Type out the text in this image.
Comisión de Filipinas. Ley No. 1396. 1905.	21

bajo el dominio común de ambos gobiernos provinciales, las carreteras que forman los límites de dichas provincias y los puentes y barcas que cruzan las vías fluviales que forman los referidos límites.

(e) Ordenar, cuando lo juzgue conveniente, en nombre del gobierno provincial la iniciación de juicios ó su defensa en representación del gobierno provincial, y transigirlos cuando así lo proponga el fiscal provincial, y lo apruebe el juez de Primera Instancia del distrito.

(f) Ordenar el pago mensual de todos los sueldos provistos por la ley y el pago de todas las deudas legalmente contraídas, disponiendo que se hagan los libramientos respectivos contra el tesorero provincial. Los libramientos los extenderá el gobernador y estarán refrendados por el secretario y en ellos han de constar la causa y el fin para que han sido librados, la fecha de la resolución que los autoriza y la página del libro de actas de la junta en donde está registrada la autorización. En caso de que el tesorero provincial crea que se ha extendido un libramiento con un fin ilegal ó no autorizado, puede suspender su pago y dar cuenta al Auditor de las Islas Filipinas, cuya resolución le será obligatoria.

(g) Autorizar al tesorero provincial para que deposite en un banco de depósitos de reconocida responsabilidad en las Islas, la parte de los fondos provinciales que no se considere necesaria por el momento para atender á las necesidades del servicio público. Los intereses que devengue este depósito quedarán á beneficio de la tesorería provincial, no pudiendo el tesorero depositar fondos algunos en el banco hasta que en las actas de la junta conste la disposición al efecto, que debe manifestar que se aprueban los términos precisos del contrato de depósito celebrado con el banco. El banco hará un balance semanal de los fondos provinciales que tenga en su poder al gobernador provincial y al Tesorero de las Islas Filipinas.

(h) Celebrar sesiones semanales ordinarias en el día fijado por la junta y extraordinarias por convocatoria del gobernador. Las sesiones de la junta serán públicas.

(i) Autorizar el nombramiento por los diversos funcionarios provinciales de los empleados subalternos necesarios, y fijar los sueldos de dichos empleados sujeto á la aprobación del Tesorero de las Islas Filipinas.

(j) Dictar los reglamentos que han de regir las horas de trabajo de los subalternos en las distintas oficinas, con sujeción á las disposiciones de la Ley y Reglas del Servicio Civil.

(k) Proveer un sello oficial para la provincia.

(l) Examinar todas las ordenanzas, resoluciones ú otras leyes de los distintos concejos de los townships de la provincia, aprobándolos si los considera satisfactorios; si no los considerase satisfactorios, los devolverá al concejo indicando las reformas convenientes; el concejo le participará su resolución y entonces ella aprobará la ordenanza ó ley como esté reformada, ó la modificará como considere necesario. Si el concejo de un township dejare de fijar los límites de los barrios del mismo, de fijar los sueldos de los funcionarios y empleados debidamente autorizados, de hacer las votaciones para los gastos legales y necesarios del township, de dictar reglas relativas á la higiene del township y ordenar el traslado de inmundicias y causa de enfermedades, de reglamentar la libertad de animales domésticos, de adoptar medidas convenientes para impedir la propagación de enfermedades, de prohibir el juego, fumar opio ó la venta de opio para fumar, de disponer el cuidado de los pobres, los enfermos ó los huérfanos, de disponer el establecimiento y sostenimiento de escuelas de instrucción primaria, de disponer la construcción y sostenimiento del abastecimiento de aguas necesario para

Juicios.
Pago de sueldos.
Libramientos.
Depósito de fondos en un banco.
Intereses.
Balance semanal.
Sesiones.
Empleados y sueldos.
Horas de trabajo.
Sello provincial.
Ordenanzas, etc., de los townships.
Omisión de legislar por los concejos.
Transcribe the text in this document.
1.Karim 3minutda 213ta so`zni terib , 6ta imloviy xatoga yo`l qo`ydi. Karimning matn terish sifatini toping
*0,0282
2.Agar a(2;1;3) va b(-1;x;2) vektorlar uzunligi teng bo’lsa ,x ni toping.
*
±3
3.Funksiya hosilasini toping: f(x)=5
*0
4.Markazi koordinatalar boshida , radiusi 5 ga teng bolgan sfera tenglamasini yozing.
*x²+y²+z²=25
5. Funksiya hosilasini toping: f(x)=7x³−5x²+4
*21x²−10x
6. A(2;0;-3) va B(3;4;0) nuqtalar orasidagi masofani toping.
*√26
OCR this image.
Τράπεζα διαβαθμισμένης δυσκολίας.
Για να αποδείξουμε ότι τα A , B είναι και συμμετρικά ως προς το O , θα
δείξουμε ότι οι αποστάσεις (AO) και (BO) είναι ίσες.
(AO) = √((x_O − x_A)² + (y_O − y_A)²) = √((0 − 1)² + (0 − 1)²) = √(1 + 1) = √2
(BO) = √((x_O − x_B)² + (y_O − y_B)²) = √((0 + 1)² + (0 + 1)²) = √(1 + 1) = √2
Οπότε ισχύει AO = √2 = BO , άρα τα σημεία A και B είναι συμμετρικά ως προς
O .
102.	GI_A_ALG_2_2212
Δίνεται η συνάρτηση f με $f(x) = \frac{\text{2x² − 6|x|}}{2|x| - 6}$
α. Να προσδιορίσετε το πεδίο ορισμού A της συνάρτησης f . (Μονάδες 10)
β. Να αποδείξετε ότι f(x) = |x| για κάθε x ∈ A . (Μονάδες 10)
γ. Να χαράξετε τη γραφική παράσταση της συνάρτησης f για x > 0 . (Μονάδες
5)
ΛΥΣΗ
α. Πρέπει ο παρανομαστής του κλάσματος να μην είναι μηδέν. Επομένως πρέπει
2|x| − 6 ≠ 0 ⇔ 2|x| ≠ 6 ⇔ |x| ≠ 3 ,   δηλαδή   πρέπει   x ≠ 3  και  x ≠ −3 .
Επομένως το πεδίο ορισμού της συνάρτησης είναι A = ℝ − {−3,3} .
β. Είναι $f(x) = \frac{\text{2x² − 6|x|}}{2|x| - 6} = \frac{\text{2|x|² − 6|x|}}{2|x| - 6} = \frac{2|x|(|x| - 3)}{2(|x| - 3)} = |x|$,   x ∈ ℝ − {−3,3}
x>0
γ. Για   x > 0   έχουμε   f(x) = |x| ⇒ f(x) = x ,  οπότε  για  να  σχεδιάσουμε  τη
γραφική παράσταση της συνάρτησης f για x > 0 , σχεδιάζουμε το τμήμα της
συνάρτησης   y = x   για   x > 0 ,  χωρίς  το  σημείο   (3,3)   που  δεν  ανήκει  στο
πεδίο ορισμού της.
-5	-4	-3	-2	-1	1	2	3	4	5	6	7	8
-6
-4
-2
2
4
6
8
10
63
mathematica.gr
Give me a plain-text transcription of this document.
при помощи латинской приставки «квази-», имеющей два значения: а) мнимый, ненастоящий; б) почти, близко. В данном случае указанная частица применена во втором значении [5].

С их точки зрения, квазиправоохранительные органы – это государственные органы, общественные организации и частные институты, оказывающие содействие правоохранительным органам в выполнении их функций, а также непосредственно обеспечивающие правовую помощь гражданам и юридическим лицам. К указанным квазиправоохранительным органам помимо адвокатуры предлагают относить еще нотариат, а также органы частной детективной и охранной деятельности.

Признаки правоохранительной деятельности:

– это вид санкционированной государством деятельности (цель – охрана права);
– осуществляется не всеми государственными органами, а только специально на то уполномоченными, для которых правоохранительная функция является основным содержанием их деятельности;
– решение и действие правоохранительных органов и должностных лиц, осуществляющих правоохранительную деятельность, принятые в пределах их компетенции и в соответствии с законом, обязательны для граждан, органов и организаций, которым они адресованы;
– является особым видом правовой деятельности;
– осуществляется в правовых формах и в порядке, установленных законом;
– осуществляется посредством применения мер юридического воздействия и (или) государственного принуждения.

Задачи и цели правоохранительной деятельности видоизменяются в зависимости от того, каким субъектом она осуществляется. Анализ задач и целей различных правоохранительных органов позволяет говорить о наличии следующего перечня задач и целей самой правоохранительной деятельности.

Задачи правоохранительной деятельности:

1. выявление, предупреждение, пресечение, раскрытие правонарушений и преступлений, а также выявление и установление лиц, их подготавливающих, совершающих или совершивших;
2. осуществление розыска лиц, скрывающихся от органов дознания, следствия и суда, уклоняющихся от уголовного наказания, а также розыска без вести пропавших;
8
○ ○ ○ ○ ○ ○ ○
## Request
Extract all lines from the data in which "προς" is found.

## Output
Για να αποδείξουμε ότι τα A , B είναι και συμμετρικά ως προς το O , θα
Οπότε ισχύει AO = √2 = BO , άρα τα σημεία A και B είναι συμμετρικά ως προς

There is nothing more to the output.